◆ Exercise requirements ◆
Take each line that has the word "screenshot" and return it.

---

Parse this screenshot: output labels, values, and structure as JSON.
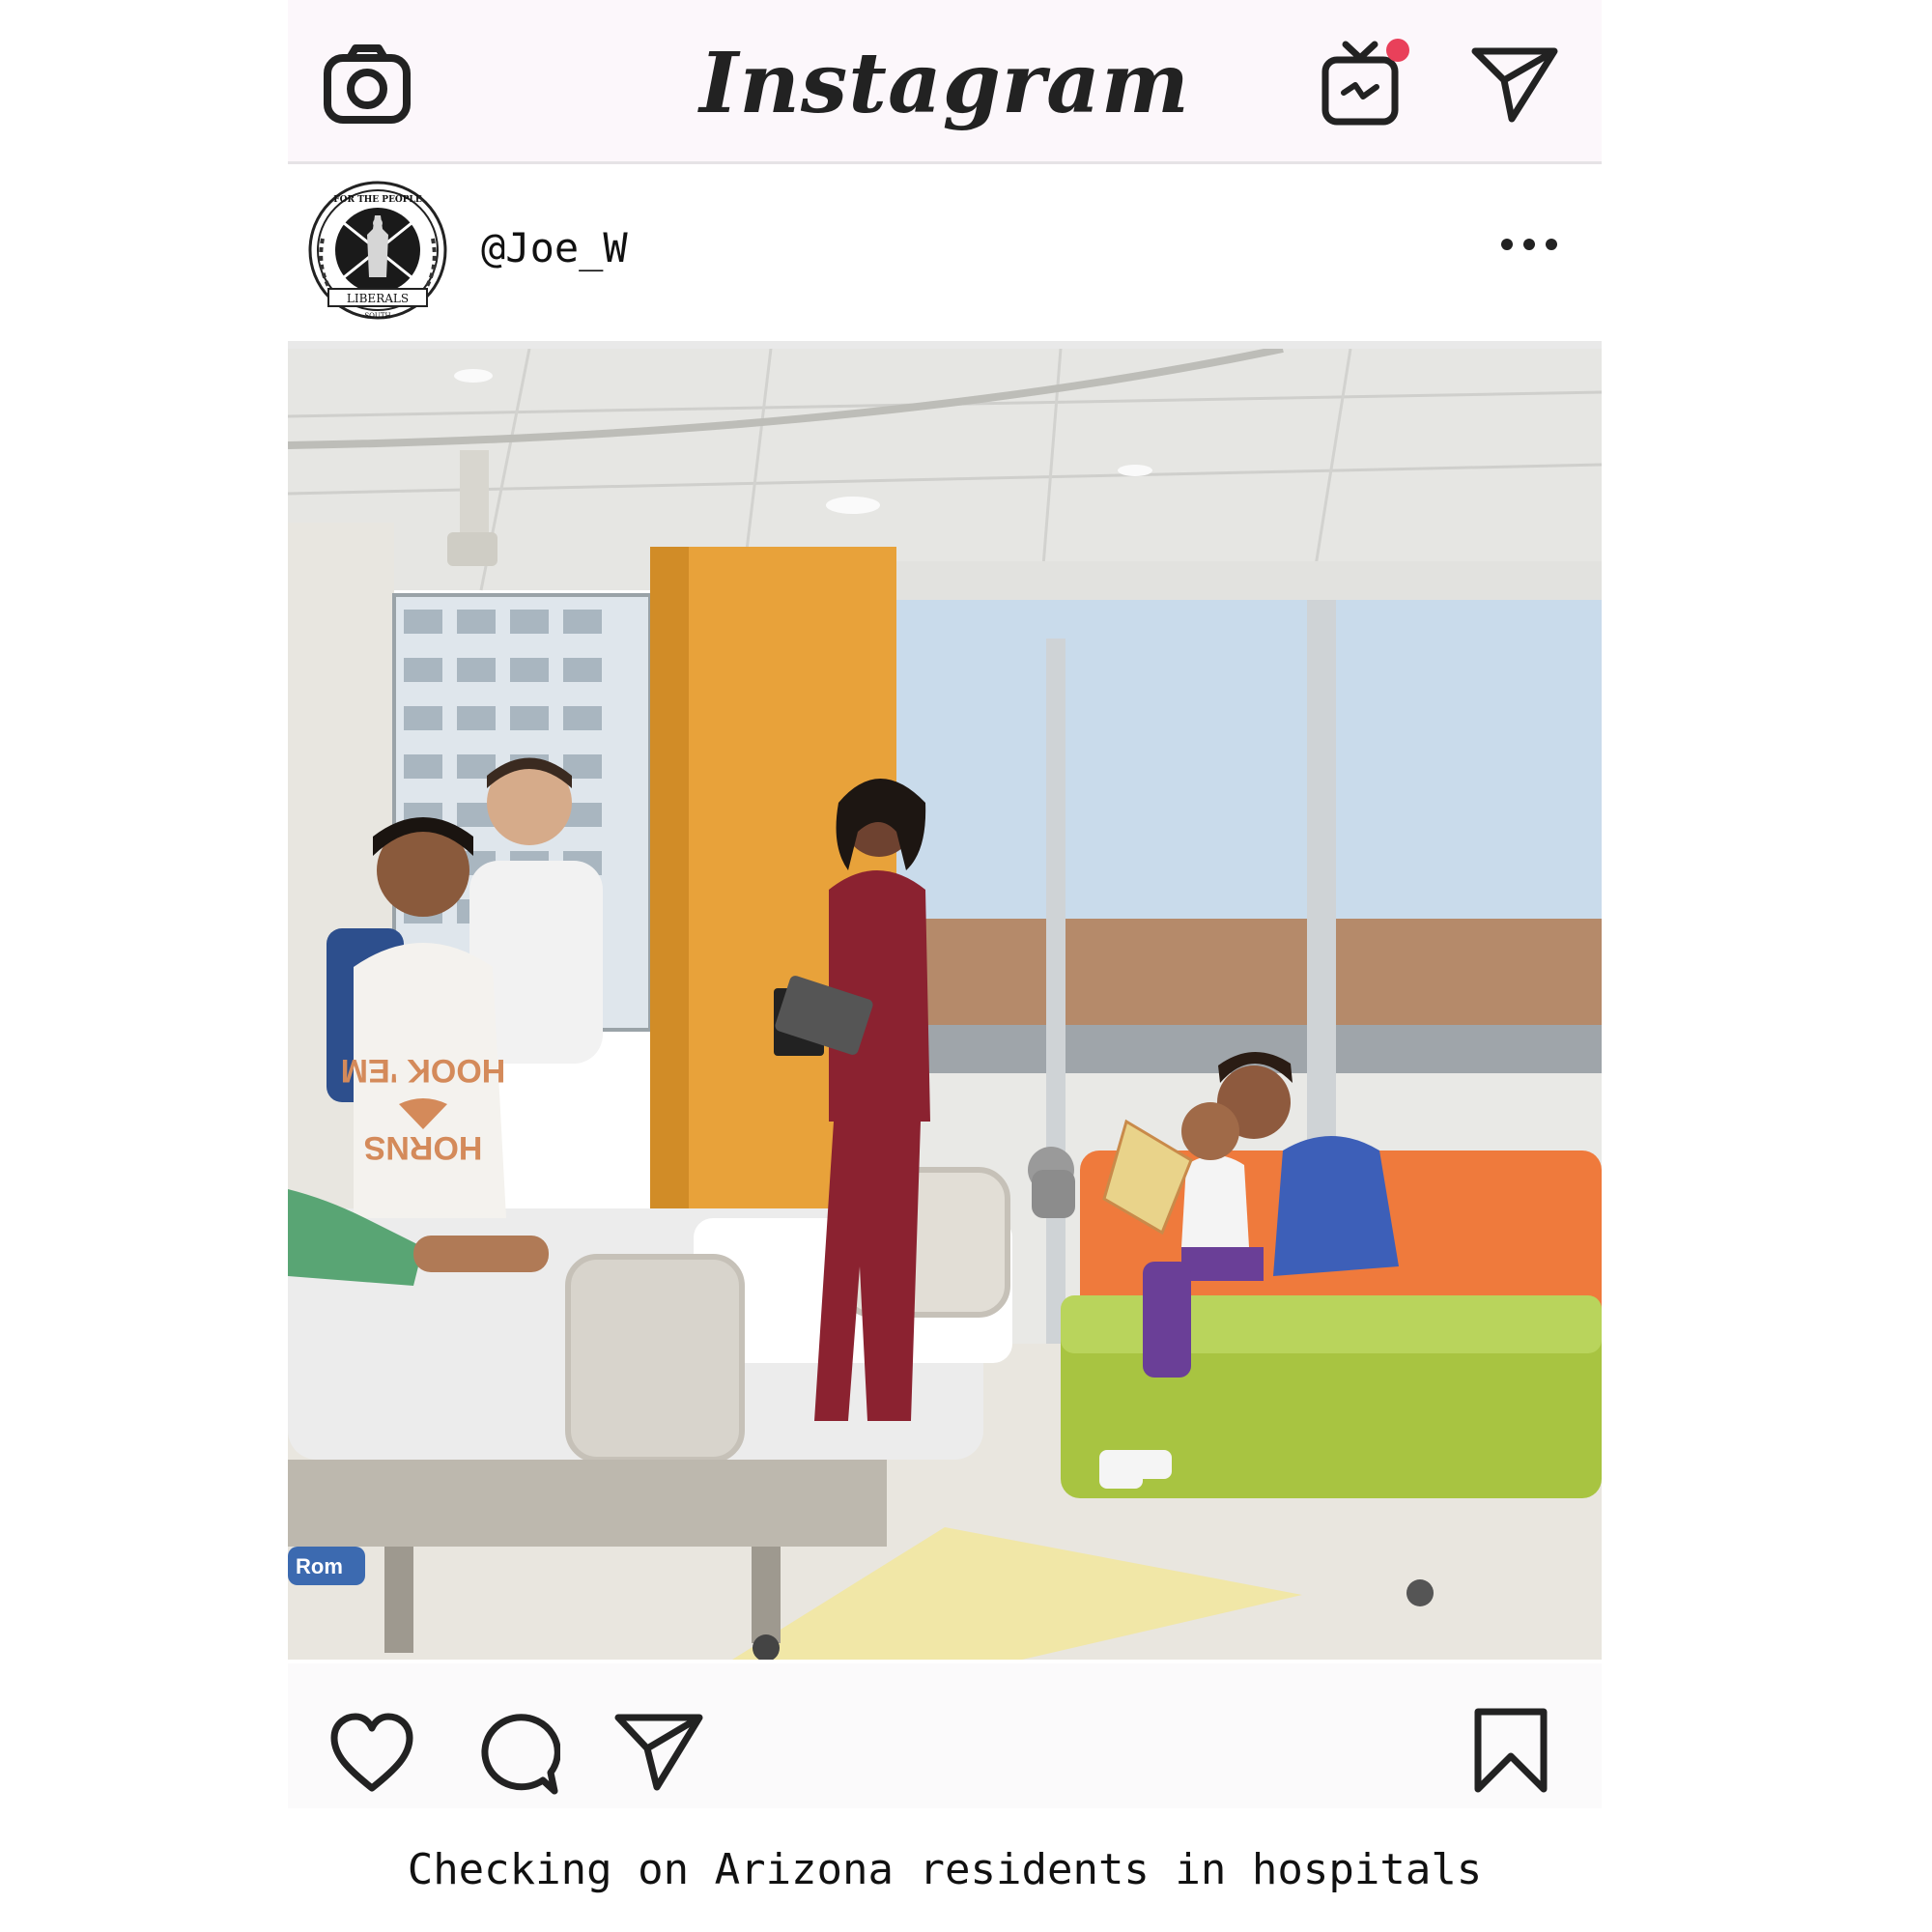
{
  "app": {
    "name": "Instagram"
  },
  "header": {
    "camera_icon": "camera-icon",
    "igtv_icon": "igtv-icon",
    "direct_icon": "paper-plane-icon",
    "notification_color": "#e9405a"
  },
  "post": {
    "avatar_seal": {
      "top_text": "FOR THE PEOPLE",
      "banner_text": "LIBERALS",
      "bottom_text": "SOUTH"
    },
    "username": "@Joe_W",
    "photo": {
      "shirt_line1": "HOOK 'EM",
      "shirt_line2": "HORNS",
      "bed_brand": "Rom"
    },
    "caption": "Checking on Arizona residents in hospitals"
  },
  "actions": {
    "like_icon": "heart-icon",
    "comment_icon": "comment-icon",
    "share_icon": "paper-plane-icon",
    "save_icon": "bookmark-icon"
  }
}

---

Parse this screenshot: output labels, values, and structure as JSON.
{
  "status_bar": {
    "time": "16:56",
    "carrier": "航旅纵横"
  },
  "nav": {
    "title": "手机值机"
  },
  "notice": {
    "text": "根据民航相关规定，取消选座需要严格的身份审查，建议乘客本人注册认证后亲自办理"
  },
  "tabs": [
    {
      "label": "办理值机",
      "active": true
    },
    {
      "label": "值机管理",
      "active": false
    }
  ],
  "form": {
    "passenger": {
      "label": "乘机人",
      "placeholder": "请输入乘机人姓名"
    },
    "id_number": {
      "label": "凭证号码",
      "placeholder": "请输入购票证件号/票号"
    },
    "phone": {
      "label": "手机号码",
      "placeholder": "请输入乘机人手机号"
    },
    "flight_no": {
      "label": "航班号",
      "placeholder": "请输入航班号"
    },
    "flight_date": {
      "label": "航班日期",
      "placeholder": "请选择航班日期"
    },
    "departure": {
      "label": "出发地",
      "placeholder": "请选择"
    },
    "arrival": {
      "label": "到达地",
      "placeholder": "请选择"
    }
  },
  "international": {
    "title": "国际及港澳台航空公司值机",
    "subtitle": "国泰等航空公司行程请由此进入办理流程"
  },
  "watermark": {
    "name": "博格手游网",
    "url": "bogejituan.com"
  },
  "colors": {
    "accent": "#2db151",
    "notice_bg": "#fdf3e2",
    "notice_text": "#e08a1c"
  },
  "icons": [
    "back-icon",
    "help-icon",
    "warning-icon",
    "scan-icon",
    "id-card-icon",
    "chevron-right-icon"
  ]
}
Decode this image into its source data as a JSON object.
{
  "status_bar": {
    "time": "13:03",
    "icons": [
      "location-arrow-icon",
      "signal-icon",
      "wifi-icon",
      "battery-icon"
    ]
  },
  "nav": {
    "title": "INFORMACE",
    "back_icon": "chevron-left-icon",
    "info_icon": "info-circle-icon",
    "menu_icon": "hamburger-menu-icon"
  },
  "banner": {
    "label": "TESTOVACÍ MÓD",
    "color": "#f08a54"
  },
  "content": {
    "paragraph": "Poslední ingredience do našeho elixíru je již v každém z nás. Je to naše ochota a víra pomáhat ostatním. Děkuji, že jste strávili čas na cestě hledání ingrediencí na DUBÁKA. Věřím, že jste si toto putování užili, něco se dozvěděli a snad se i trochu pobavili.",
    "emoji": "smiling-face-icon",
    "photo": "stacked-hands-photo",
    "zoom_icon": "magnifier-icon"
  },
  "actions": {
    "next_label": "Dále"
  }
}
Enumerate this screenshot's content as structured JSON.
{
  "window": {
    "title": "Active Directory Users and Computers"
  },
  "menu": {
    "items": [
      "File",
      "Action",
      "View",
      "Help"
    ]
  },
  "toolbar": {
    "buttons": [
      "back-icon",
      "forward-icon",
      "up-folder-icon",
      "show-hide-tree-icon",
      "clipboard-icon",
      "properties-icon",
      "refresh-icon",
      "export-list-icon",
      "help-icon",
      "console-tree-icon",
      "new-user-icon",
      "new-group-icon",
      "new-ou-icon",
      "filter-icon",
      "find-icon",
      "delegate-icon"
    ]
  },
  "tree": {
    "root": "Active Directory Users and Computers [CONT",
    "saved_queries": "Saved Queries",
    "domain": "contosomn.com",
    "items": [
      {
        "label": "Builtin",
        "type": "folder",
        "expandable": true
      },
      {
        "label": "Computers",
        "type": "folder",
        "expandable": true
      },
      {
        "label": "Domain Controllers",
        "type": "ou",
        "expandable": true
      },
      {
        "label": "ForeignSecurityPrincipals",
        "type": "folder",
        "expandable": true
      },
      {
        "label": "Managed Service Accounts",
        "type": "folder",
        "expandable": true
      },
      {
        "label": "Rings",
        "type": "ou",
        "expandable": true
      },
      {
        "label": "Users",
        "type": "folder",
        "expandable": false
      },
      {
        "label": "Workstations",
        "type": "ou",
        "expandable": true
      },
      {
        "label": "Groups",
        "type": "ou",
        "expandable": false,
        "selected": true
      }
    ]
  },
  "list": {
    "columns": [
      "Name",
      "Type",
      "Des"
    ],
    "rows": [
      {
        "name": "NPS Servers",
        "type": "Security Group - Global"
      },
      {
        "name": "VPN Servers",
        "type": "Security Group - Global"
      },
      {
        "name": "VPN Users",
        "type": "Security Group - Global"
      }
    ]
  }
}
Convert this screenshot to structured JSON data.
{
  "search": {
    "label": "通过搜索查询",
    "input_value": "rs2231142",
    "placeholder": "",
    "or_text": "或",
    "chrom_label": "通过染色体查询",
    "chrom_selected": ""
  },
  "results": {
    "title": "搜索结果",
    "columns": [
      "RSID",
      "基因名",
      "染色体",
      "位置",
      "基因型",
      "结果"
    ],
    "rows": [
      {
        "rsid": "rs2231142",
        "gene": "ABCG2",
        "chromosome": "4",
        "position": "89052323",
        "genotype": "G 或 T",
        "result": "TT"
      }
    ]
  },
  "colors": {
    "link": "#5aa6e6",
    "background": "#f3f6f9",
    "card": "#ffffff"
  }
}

---

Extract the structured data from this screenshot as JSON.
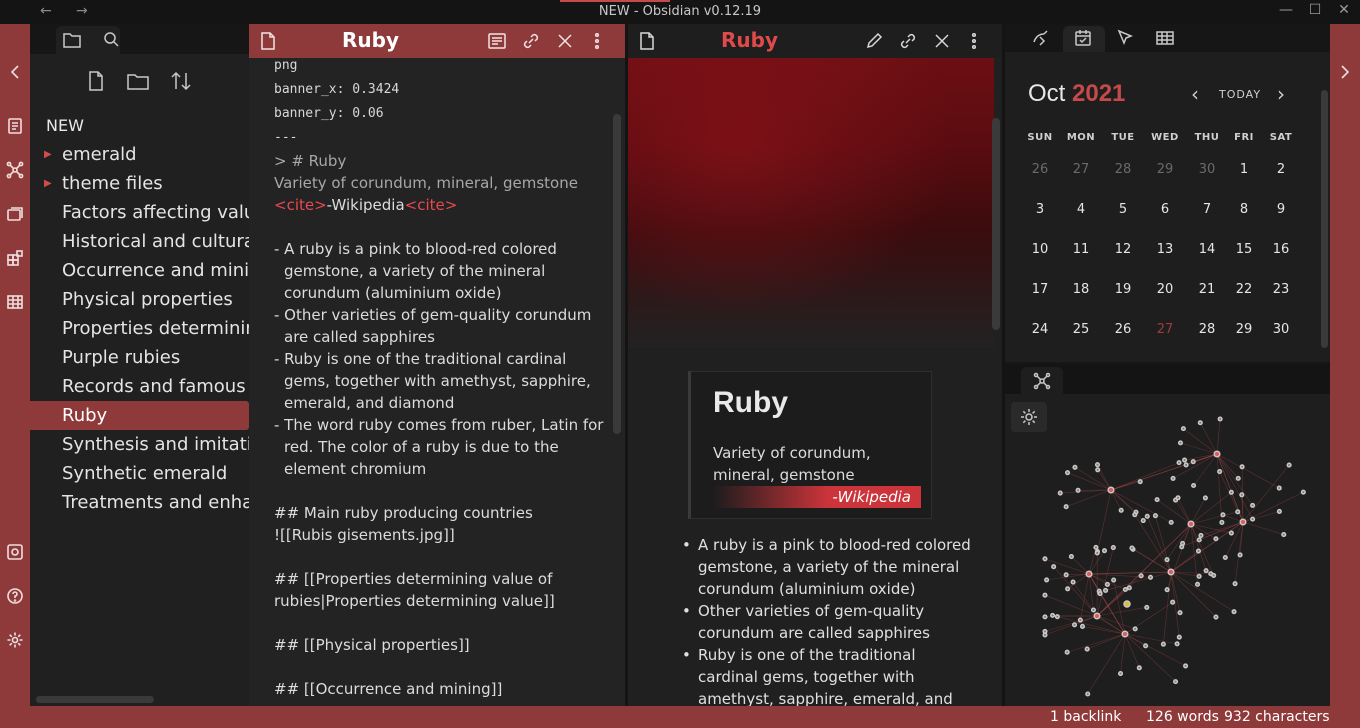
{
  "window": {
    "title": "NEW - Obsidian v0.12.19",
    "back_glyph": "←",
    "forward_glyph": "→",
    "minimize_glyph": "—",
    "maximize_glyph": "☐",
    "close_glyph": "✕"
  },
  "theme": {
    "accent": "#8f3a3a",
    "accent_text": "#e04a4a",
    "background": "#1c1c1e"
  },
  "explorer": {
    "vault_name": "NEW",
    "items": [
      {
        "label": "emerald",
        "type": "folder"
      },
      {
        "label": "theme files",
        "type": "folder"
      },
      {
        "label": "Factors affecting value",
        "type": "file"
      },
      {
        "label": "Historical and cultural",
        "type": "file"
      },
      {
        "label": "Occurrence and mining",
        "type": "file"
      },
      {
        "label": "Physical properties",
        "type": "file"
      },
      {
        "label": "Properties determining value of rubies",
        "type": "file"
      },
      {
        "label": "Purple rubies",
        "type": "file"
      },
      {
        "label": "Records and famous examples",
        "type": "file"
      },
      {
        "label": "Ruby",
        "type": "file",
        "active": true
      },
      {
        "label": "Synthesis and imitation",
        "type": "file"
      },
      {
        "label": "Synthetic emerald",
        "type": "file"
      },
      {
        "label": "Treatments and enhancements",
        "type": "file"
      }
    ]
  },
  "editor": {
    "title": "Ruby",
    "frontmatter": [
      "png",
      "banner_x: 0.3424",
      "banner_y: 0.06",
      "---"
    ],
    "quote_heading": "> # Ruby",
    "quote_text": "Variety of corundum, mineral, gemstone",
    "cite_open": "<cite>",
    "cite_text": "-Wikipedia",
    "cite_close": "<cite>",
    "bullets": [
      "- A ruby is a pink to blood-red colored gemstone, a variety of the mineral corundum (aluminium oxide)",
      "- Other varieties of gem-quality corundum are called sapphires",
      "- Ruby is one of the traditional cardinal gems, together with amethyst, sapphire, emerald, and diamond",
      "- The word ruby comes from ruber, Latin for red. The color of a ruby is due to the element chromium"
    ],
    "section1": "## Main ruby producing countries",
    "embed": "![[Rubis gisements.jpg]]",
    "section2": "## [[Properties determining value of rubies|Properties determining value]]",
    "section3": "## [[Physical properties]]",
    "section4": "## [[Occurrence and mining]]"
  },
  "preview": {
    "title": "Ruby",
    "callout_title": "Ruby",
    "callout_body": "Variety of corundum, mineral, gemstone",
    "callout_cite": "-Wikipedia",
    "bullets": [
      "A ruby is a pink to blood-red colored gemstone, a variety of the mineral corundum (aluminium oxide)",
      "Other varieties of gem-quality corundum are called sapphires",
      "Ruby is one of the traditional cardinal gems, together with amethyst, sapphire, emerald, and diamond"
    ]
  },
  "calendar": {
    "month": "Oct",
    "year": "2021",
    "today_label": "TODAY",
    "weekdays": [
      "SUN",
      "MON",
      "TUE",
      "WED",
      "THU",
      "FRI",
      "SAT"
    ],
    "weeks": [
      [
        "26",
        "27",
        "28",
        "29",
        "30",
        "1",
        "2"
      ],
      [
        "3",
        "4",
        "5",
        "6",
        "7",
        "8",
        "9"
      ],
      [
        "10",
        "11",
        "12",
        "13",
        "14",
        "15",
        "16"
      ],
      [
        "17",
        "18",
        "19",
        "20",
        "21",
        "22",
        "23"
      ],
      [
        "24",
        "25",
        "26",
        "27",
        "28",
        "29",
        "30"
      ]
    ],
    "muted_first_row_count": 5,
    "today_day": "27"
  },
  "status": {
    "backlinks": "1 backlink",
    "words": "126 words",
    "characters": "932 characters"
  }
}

---

◆ Output of the task ◆
Parse this screenshot: output labels, values, and structure as JSON.
Parse this screenshot: output labels, values, and structure as JSON.
Enumerate this screenshot's content as structured JSON.
Convert this screenshot to structured JSON data.
Extract the structured data from this screenshot as JSON.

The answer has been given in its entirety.